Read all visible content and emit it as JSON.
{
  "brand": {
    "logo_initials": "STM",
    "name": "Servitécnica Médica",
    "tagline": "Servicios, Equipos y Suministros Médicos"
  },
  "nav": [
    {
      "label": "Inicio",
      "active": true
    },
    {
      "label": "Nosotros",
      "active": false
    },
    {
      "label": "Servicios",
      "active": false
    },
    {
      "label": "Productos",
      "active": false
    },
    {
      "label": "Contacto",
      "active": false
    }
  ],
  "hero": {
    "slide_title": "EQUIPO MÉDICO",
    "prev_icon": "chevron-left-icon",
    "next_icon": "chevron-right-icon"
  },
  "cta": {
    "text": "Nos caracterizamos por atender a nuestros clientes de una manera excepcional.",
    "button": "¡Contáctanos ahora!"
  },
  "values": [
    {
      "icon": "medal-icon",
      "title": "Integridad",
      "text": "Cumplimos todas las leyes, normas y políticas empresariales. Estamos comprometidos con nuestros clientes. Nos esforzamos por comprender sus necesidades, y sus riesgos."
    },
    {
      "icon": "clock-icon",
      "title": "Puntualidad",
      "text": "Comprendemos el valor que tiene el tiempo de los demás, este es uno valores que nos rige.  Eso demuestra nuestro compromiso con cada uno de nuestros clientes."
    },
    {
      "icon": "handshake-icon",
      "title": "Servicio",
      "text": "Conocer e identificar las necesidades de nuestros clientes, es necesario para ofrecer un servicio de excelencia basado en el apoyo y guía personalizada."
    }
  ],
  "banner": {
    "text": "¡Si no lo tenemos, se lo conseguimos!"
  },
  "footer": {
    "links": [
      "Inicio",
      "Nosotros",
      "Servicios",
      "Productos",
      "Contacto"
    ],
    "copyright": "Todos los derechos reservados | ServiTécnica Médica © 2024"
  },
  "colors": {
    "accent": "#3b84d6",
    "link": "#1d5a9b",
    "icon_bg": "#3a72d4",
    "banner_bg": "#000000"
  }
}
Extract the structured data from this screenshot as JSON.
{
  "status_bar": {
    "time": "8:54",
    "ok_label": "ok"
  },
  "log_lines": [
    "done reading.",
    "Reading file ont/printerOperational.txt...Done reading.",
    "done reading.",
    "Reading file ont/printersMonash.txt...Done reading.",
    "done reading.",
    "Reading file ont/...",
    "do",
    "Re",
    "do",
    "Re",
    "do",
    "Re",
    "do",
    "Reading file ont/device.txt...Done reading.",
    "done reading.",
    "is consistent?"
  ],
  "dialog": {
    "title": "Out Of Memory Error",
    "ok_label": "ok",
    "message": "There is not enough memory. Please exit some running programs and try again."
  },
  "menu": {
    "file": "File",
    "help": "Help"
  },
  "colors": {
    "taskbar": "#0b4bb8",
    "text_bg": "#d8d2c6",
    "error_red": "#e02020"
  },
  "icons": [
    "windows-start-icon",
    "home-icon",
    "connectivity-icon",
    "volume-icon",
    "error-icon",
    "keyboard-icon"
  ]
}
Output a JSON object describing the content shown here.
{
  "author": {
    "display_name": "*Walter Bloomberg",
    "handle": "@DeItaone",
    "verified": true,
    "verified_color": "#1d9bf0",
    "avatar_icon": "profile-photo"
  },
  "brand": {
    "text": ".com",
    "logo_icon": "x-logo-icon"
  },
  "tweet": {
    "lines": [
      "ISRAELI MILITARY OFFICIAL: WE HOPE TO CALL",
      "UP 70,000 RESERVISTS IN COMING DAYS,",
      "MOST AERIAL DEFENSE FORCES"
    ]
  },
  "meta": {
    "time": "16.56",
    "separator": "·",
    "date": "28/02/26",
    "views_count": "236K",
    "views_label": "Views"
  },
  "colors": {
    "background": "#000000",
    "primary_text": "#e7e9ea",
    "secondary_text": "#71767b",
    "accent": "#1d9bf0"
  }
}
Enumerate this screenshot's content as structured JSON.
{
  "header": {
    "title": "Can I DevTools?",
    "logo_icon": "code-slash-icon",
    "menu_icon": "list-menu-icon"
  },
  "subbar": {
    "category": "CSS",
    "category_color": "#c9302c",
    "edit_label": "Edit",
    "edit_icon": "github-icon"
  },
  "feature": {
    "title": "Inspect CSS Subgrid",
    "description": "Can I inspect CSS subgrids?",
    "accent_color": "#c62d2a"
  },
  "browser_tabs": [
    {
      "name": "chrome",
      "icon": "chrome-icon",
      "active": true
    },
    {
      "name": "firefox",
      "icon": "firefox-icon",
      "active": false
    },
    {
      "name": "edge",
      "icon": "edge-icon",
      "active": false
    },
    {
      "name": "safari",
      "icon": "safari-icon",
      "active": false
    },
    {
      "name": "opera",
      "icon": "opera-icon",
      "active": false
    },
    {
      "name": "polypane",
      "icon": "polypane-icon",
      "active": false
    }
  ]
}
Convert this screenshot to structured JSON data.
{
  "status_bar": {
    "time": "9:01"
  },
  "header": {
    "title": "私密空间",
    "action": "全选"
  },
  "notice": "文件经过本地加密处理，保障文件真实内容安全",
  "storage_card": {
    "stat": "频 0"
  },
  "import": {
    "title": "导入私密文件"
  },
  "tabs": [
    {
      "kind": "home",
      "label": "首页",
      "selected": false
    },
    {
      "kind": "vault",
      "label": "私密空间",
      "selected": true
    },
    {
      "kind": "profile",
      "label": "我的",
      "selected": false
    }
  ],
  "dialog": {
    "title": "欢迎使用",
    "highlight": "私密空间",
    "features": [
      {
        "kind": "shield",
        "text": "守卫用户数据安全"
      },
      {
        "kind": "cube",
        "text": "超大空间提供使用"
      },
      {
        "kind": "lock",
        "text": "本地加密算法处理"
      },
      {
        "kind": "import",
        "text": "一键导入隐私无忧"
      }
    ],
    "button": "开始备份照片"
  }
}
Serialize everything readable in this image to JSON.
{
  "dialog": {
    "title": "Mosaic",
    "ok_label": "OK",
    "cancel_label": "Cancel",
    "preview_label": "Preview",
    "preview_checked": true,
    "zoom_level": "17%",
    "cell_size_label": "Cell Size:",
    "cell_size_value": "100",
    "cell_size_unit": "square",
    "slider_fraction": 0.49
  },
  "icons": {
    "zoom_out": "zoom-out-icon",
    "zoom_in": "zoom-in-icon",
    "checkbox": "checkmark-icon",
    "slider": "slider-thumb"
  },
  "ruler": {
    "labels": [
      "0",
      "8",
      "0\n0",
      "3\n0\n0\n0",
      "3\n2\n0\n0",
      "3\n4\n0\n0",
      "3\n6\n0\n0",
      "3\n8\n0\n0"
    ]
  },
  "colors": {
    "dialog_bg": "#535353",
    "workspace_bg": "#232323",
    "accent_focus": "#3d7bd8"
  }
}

The problem → Repeat exactly, and only, the lines from the line with "Convert this screenshot" through the end of the listing above, both ends included.

Solution to this problem →
Convert this screenshot to structured JSON data.
{
  "status_bar": {
    "time": "9:01"
  },
  "header": {
    "title": "私密空间",
    "action": "全选"
  },
  "notice": "文件经过本地加密处理，保障文件真实内容安全",
  "storage_card": {
    "stat": "频 0"
  },
  "import": {
    "title": "导入私密文件"
  },
  "tabs": [
    {
      "kind": "home",
      "label": "首页",
      "selected": false
    },
    {
      "kind": "vault",
      "label": "私密空间",
      "selected": true
    },
    {
      "kind": "profile",
      "label": "我的",
      "selected": false
    }
  ],
  "dialog": {
    "title": "欢迎使用",
    "highlight": "私密空间",
    "features": [
      {
        "kind": "shield",
        "text": "守卫用户数据安全"
      },
      {
        "kind": "cube",
        "text": "超大空间提供使用"
      },
      {
        "kind": "lock",
        "text": "本地加密算法处理"
      },
      {
        "kind": "import",
        "text": "一键导入隐私无忧"
      }
    ],
    "button": "开始备份照片"
  }
}
Serialize everything readable in this image to JSON.
{
  "dialog": {
    "title": "Mosaic",
    "ok_label": "OK",
    "cancel_label": "Cancel",
    "preview_label": "Preview",
    "preview_checked": true,
    "zoom_level": "17%",
    "cell_size_label": "Cell Size:",
    "cell_size_value": "100",
    "cell_size_unit": "square",
    "slider_fraction": 0.49
  },
  "icons": {
    "zoom_out": "zoom-out-icon",
    "zoom_in": "zoom-in-icon",
    "checkbox": "checkmark-icon",
    "slider": "slider-thumb"
  },
  "ruler": {
    "labels": [
      "0",
      "8",
      "0\n0",
      "3\n0\n0\n0",
      "3\n2\n0\n0",
      "3\n4\n0\n0",
      "3\n6\n0\n0",
      "3\n8\n0\n0"
    ]
  },
  "colors": {
    "dialog_bg": "#535353",
    "workspace_bg": "#232323",
    "accent_focus": "#3d7bd8"
  }
}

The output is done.